Written task
State the count of lines below in which the word "wyrobów" appears, and add nothing.
▼
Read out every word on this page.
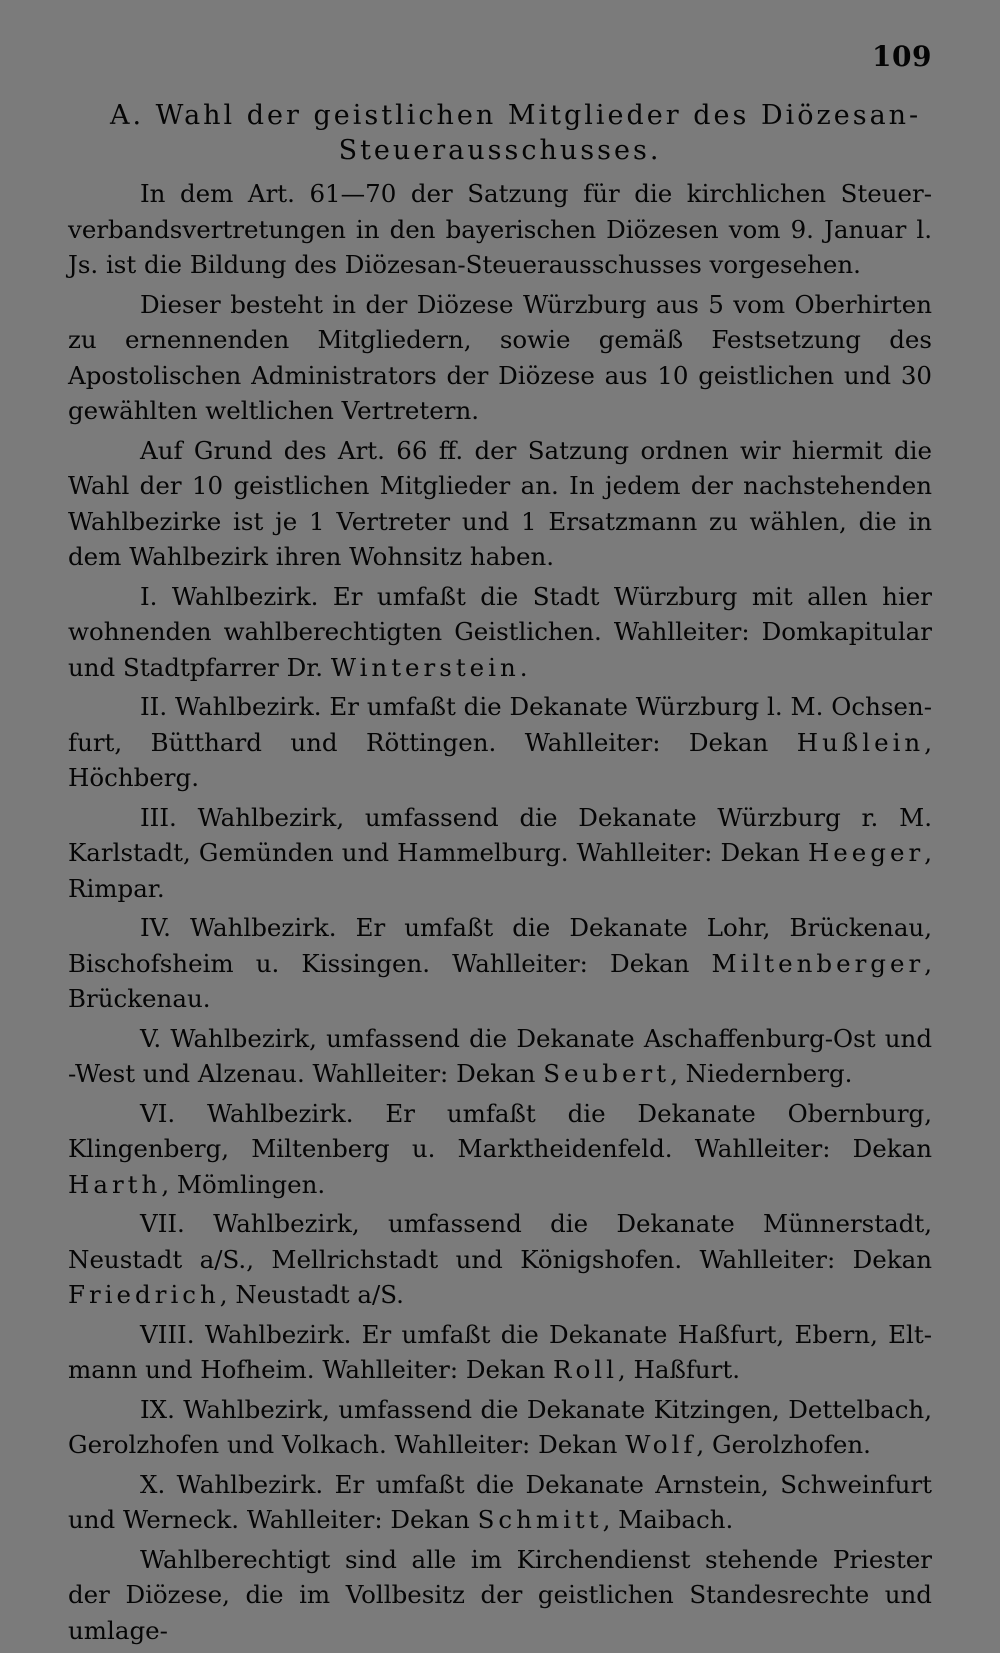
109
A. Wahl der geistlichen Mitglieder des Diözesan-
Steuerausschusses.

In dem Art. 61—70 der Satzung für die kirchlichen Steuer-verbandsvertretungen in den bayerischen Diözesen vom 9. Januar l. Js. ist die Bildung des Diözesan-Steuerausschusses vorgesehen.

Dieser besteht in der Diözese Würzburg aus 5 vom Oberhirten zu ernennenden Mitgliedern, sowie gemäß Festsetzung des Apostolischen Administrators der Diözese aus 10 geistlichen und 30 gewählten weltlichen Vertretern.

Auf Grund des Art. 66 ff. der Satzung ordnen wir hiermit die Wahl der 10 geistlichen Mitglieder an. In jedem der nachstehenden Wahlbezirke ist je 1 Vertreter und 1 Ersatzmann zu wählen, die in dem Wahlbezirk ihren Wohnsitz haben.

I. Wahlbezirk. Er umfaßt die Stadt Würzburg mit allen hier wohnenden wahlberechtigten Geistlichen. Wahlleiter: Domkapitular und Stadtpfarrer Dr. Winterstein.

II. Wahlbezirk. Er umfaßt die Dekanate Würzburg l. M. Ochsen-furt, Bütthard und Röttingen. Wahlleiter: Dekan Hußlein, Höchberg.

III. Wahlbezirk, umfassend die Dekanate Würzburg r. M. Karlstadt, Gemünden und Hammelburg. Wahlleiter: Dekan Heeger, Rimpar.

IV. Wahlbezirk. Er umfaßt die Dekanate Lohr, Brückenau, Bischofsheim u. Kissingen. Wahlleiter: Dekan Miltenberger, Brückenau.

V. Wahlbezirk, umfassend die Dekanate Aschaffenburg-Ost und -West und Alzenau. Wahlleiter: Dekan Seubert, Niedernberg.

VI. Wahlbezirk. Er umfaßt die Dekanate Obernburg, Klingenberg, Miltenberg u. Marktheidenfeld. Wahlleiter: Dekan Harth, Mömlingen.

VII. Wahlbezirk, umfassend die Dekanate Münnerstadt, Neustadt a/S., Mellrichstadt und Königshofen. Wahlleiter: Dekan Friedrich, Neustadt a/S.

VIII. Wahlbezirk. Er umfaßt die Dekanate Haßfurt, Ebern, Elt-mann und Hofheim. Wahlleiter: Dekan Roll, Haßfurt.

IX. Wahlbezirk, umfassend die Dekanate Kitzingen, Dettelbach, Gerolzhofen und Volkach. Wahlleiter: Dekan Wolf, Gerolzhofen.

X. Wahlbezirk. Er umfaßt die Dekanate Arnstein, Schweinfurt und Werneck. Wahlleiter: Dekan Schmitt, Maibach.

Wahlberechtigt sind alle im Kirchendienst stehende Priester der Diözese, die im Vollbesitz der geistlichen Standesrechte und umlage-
▲
▼
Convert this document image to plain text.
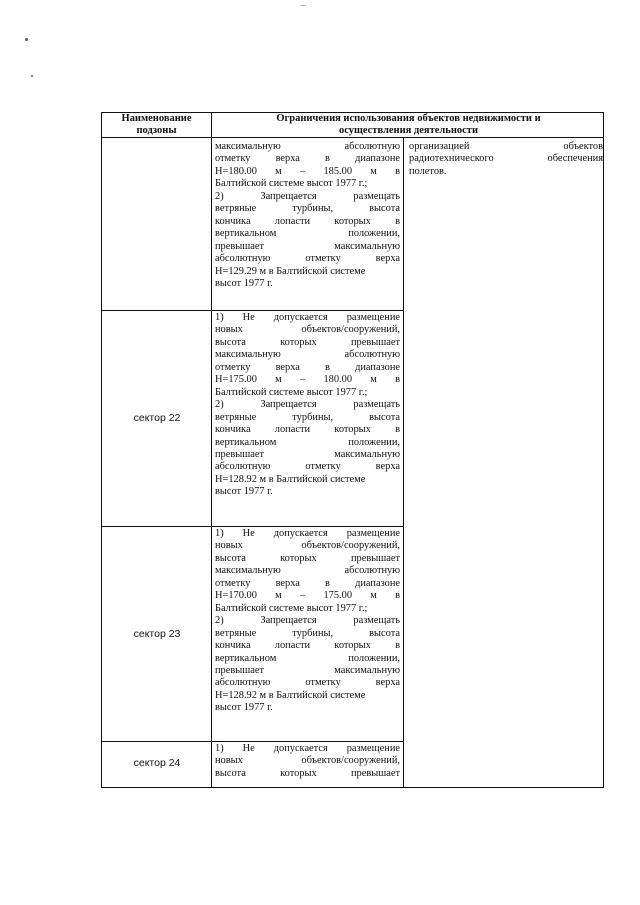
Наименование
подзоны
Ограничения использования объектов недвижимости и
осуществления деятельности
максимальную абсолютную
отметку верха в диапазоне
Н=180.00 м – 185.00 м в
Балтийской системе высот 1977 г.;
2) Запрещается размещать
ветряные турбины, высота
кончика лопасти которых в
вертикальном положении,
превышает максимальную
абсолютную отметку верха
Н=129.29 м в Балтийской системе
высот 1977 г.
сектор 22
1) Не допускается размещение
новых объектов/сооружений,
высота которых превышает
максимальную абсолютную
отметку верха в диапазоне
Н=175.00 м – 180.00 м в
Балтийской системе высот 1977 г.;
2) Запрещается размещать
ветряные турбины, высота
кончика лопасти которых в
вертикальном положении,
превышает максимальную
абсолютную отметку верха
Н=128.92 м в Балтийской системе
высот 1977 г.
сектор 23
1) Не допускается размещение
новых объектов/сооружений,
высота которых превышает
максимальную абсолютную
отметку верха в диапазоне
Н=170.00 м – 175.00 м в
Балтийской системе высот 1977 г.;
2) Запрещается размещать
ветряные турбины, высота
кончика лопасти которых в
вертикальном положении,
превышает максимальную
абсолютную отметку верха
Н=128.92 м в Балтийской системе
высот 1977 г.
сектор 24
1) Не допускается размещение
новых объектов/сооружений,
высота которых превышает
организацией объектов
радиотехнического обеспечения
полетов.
▲
▼
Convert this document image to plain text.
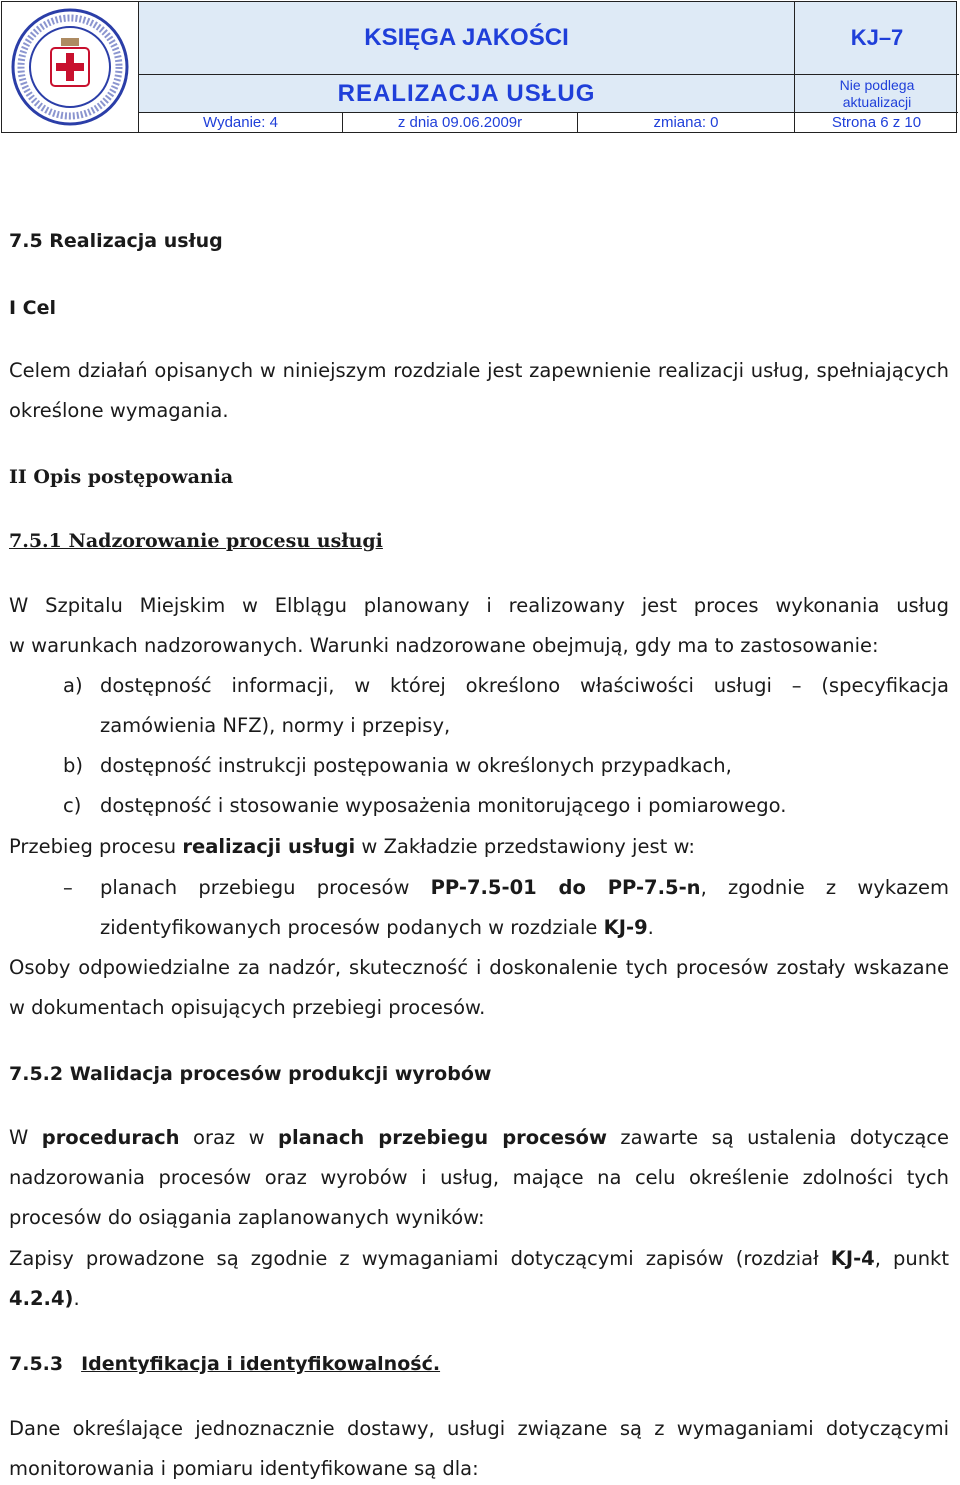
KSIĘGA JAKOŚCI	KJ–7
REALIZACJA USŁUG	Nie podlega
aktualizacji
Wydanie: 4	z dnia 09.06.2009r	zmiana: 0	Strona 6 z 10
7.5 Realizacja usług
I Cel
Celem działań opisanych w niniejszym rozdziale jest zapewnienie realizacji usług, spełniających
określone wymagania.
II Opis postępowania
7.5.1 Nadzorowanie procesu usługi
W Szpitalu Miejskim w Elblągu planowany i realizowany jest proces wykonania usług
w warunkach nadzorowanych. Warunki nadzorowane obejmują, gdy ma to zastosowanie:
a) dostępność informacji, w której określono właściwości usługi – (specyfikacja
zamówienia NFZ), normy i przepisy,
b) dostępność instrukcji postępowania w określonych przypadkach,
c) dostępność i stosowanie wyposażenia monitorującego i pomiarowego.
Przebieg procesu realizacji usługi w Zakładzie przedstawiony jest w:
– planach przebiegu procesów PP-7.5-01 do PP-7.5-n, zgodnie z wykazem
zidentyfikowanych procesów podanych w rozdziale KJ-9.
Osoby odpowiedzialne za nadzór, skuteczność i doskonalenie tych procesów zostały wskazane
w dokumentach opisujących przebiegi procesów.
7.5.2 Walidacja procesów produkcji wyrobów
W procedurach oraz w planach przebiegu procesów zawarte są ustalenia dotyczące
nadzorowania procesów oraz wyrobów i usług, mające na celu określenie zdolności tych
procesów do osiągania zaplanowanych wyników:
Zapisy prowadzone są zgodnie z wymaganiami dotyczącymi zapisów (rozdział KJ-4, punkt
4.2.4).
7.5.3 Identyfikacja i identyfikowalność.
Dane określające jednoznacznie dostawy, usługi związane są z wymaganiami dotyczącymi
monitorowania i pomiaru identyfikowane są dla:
▲
Written solution
2